■ **ENTRIES SUPPLIED**:
_ _ _ _ _ _ _
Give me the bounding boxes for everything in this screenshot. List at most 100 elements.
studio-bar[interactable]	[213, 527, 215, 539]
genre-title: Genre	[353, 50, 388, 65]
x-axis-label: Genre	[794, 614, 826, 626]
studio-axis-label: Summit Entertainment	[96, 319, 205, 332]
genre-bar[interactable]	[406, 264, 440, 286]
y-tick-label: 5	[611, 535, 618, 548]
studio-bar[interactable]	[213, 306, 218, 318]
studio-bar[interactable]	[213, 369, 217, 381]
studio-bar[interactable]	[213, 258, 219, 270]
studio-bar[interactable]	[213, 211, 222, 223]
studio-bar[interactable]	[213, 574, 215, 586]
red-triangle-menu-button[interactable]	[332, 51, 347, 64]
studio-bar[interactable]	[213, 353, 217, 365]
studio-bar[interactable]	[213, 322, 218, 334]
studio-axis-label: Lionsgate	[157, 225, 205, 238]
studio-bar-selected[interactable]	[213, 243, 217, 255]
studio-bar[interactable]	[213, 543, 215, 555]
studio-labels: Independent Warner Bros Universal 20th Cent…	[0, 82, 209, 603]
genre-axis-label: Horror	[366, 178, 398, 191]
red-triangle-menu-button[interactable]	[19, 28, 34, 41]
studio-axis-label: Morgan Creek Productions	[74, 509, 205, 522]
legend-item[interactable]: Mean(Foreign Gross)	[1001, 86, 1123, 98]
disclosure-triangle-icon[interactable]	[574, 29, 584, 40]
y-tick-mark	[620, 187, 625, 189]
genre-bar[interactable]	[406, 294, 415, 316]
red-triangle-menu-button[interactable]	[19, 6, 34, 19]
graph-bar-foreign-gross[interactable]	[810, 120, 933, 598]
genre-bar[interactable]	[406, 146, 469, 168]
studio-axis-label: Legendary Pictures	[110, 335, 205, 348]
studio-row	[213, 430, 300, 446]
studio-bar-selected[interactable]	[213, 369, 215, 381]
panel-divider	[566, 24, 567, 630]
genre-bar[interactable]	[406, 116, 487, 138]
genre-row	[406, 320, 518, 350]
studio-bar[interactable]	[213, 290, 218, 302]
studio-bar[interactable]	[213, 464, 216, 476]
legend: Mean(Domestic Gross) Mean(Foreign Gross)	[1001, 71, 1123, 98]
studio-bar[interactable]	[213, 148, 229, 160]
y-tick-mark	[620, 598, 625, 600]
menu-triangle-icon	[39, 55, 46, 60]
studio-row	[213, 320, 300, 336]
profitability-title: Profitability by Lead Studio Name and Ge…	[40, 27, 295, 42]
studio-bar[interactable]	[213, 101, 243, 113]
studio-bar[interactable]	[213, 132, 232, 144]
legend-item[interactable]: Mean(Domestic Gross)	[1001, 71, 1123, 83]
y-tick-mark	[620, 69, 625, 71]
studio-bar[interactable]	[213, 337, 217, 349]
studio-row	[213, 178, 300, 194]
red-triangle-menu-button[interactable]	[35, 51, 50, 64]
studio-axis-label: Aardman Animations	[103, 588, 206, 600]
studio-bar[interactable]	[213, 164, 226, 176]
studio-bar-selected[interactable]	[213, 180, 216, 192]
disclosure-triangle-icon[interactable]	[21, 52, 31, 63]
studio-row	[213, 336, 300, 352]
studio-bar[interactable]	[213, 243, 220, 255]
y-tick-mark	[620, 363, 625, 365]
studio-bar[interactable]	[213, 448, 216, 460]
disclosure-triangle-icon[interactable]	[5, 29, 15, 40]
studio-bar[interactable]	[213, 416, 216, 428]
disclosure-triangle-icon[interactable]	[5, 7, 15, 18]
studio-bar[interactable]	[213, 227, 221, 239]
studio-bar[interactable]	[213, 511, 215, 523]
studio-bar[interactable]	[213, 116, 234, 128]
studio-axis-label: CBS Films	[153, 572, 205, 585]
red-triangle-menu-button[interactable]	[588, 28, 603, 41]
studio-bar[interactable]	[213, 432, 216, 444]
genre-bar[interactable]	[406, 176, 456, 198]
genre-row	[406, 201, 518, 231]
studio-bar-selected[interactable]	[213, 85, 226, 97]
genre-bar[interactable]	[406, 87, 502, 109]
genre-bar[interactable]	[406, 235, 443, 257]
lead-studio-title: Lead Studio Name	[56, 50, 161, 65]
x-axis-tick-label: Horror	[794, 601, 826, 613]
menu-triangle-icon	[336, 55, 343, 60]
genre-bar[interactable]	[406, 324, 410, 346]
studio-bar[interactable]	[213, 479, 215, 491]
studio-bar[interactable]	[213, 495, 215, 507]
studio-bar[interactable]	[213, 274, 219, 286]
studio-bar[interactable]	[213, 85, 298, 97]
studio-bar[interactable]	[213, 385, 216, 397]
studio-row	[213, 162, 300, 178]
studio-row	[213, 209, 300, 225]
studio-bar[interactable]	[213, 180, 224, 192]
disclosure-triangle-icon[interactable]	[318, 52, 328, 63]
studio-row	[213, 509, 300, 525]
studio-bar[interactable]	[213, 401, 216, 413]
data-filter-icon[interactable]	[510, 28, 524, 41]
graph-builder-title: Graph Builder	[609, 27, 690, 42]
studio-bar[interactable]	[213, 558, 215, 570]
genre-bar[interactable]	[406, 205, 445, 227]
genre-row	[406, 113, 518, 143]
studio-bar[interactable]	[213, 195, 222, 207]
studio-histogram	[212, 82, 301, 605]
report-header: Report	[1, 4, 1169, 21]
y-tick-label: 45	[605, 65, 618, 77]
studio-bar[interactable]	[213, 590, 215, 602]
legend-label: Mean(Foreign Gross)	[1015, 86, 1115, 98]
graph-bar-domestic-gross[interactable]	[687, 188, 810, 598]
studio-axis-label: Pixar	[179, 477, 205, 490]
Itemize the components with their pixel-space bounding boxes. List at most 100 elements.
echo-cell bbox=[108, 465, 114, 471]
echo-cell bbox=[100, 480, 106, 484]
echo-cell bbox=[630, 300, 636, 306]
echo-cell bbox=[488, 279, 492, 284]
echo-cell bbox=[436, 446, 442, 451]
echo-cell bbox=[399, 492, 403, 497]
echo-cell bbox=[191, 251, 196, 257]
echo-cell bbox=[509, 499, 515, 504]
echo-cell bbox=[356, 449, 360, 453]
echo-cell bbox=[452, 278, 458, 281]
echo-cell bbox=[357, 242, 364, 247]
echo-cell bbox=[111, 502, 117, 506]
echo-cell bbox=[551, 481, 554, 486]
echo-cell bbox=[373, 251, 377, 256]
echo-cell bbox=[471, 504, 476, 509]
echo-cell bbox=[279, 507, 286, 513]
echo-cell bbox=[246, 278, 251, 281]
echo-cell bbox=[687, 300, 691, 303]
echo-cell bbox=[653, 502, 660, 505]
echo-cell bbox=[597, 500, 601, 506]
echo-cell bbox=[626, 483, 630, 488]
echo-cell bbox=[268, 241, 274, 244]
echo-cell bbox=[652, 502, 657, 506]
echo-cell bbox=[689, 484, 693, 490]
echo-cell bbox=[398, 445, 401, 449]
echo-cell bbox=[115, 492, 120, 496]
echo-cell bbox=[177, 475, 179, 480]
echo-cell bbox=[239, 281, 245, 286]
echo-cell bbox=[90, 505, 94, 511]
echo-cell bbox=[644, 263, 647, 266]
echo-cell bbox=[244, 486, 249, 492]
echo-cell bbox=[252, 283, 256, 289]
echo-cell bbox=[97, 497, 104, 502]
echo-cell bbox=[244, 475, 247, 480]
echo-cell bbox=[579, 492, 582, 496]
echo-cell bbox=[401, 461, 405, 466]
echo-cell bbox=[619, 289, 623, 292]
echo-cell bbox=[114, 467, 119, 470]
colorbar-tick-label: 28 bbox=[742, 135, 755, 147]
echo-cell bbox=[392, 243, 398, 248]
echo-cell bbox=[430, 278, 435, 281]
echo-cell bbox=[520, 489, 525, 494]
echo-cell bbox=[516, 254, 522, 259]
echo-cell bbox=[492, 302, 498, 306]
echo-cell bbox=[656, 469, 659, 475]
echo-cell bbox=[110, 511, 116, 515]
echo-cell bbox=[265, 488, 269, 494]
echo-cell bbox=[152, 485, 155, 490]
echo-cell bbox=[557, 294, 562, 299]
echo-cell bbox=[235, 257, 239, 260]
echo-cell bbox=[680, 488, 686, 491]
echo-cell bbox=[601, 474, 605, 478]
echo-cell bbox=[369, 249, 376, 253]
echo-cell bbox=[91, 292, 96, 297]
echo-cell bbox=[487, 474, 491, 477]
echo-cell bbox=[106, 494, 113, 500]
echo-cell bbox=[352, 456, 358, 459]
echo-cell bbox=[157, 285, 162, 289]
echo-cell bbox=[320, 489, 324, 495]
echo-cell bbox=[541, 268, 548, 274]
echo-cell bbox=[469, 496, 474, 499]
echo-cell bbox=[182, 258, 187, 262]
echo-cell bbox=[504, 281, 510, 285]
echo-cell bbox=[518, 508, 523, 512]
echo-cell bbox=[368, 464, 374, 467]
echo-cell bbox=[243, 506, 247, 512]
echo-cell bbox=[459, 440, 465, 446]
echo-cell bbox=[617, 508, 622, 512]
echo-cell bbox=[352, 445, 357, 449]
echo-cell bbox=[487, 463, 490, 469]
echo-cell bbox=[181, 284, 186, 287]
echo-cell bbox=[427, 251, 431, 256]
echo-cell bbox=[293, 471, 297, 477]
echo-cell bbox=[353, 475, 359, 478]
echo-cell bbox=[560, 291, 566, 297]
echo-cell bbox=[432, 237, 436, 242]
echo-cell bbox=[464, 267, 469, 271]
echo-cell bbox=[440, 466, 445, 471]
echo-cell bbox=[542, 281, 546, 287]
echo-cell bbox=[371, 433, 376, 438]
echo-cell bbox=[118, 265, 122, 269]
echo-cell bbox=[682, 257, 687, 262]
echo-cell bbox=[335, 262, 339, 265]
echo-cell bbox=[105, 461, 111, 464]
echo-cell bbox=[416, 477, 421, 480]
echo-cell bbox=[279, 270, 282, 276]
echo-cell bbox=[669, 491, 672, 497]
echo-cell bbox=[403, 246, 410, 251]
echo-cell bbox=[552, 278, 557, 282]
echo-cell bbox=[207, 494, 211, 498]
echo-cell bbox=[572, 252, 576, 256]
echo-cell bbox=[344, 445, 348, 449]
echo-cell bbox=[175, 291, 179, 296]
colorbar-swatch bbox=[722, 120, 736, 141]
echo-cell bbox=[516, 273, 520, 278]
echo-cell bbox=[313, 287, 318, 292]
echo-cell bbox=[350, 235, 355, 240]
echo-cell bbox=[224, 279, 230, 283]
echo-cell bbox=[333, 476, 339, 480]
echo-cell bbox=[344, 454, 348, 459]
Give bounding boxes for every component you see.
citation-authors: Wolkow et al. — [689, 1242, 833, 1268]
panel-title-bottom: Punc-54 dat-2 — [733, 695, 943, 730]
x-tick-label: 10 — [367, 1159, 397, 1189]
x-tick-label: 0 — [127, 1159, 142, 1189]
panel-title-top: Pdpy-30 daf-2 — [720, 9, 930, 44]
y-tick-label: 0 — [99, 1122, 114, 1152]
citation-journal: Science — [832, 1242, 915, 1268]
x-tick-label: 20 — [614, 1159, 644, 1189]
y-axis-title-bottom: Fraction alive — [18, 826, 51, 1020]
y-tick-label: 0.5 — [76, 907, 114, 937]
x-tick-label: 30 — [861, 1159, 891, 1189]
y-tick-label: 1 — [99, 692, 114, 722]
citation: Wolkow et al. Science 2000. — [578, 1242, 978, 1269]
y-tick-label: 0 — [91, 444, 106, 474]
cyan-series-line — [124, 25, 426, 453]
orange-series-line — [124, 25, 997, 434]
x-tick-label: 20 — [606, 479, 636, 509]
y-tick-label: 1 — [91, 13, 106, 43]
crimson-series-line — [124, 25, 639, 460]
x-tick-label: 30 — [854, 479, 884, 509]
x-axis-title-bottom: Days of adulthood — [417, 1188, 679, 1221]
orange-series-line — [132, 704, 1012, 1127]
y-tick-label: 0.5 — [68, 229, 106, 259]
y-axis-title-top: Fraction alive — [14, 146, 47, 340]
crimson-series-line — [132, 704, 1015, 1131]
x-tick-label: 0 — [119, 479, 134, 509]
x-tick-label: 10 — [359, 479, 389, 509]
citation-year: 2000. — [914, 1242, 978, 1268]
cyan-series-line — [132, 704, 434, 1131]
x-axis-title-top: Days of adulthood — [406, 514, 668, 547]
_ _ _ _ _ _ _
Copy the records character for character, from their first line through the line containing "legend: Mean(Domestic Gross)", including both of those lines.

Give me the bounding boxes for everything in this screenshot. List at most 100 elements.
studio-bar[interactable]	[213, 527, 215, 539]
genre-title: Genre	[353, 50, 388, 65]
x-axis-label: Genre	[794, 614, 826, 626]
studio-axis-label: Summit Entertainment	[96, 319, 205, 332]
genre-bar[interactable]	[406, 264, 440, 286]
y-tick-label: 5	[611, 535, 618, 548]
studio-bar[interactable]	[213, 306, 218, 318]
studio-bar[interactable]	[213, 369, 217, 381]
studio-bar[interactable]	[213, 258, 219, 270]
studio-bar[interactable]	[213, 211, 222, 223]
studio-bar[interactable]	[213, 574, 215, 586]
red-triangle-menu-button[interactable]	[332, 51, 347, 64]
studio-bar[interactable]	[213, 353, 217, 365]
studio-bar[interactable]	[213, 322, 218, 334]
studio-axis-label: Lionsgate	[157, 225, 205, 238]
studio-bar-selected[interactable]	[213, 243, 217, 255]
studio-bar[interactable]	[213, 543, 215, 555]
studio-labels: Independent Warner Bros Universal 20th Cent…	[0, 82, 209, 603]
genre-axis-label: Horror	[366, 178, 398, 191]
red-triangle-menu-button[interactable]	[19, 28, 34, 41]
studio-axis-label: Morgan Creek Productions	[74, 509, 205, 522]
legend-item[interactable]: Mean(Foreign Gross)	[1001, 86, 1123, 98]
disclosure-triangle-icon[interactable]	[574, 29, 584, 40]
y-tick-mark	[620, 187, 625, 189]
genre-bar[interactable]	[406, 294, 415, 316]
red-triangle-menu-button[interactable]	[19, 6, 34, 19]
graph-bar-foreign-gross[interactable]	[810, 120, 933, 598]
genre-bar[interactable]	[406, 146, 469, 168]
studio-axis-label: Legendary Pictures	[110, 335, 205, 348]
studio-row	[213, 430, 300, 446]
studio-bar-selected[interactable]	[213, 369, 215, 381]
panel-divider	[566, 24, 567, 630]
genre-bar[interactable]	[406, 116, 487, 138]
genre-row	[406, 320, 518, 350]
studio-bar[interactable]	[213, 290, 218, 302]
studio-bar[interactable]	[213, 464, 216, 476]
legend: Mean(Domestic Gross) Mean(Foreign Gross)	[1001, 71, 1123, 98]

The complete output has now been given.